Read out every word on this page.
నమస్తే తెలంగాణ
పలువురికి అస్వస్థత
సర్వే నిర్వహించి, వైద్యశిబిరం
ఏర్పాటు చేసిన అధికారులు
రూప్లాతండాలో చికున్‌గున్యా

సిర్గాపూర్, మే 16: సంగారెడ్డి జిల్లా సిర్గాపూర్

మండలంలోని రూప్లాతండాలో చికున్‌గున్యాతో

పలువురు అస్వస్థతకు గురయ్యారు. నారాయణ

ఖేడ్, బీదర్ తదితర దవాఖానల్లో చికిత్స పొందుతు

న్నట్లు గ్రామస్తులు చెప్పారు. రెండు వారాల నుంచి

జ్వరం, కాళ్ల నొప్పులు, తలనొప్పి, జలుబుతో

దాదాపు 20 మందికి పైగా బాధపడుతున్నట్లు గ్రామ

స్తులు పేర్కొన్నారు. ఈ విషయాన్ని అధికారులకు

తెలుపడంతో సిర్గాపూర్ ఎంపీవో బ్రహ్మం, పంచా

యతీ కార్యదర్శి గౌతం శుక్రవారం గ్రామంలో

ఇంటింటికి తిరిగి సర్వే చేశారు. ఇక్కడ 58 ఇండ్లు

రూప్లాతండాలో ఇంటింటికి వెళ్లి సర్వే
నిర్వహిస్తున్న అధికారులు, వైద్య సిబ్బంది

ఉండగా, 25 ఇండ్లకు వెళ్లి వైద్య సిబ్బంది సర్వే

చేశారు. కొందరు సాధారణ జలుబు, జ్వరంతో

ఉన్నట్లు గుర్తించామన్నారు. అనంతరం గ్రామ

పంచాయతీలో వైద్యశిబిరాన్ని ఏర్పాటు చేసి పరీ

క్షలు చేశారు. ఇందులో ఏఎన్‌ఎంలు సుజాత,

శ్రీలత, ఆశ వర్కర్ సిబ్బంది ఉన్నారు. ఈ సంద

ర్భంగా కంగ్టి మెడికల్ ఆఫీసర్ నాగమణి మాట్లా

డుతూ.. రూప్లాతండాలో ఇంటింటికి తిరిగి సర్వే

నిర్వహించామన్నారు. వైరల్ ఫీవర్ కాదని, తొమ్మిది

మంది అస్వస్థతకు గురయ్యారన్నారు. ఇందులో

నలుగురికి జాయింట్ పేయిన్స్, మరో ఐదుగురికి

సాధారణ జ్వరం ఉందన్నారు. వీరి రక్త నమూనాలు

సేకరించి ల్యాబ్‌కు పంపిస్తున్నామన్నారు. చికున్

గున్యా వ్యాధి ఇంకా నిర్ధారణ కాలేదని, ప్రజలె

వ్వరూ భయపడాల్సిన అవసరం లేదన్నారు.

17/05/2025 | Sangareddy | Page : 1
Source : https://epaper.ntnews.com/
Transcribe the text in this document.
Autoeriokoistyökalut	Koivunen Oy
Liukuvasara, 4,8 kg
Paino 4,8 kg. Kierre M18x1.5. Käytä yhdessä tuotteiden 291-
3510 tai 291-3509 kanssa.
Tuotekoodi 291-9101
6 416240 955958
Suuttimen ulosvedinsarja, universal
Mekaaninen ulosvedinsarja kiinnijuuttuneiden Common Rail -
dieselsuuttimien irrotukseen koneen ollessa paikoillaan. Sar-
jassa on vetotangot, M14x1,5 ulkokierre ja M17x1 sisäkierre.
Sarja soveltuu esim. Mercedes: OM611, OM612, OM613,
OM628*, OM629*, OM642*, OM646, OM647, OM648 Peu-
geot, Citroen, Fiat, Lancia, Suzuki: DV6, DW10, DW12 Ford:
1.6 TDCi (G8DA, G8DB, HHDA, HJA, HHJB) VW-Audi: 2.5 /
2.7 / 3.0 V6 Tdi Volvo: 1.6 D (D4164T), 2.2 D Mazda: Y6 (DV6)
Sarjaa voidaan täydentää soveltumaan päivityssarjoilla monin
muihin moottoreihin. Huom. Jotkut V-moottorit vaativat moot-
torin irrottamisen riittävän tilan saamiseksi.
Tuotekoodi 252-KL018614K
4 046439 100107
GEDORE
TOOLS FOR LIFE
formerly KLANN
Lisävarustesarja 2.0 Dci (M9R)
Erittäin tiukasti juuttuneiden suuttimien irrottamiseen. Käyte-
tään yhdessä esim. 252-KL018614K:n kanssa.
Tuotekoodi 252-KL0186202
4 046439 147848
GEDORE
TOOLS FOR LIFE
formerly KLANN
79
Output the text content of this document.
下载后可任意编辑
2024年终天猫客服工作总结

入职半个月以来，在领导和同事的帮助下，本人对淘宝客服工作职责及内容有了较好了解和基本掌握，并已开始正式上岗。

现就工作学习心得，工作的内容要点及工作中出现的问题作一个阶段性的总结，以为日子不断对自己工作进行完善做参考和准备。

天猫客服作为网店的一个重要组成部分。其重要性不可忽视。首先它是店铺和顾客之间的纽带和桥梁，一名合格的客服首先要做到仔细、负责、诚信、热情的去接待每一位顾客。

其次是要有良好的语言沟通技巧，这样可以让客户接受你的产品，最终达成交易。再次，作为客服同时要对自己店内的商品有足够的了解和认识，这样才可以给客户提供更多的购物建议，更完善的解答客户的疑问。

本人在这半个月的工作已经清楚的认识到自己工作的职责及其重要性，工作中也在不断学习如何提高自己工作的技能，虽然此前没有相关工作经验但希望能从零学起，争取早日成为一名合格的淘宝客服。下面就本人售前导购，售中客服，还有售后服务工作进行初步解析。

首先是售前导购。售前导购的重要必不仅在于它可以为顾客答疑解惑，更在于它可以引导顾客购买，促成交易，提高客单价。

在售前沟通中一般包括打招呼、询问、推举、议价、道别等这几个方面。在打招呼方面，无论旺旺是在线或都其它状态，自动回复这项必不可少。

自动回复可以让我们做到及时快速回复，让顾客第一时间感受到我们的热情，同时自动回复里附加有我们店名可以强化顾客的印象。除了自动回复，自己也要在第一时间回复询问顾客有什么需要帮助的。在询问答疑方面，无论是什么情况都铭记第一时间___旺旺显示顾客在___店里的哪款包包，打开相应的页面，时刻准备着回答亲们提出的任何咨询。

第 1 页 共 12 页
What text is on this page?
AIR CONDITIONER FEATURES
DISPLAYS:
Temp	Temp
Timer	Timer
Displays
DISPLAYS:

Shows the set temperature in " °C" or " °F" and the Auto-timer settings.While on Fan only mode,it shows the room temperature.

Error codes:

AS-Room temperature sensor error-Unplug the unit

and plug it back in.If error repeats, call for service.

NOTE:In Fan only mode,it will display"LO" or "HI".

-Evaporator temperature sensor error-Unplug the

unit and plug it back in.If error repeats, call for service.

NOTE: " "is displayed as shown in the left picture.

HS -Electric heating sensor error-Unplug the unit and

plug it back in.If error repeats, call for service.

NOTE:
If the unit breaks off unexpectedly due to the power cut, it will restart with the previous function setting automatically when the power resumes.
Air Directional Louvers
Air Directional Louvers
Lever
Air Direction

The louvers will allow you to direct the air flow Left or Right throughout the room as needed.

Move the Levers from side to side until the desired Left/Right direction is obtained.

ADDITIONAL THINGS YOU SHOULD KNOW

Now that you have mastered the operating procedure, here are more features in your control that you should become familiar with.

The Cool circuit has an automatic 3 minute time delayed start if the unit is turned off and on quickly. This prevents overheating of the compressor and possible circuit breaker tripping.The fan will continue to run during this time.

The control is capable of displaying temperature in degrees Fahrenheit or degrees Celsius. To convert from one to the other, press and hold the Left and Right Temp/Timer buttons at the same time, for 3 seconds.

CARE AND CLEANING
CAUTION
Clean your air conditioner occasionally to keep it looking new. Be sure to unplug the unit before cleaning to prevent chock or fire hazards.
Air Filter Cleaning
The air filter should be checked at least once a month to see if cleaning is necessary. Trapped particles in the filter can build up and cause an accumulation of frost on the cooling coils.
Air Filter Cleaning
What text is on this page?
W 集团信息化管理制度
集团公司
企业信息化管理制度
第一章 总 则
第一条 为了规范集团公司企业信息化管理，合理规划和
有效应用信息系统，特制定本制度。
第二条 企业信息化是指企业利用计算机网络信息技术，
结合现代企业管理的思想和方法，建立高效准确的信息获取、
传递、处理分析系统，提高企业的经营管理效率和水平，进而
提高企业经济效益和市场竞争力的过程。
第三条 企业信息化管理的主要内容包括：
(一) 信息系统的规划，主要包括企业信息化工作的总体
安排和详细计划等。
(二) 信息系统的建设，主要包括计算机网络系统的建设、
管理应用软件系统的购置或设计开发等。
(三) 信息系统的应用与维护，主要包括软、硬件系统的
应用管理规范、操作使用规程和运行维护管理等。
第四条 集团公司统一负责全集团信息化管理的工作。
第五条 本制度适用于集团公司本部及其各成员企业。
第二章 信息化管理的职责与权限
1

• [Set exercise]:
Collect the lines of the data that carry the word "NOTE".

• [Exercise result]:
NOTE:In Fan only mode,it will display"LO" or "HI".
NOTE: " "is displayed as shown in the left picture.
NOTE:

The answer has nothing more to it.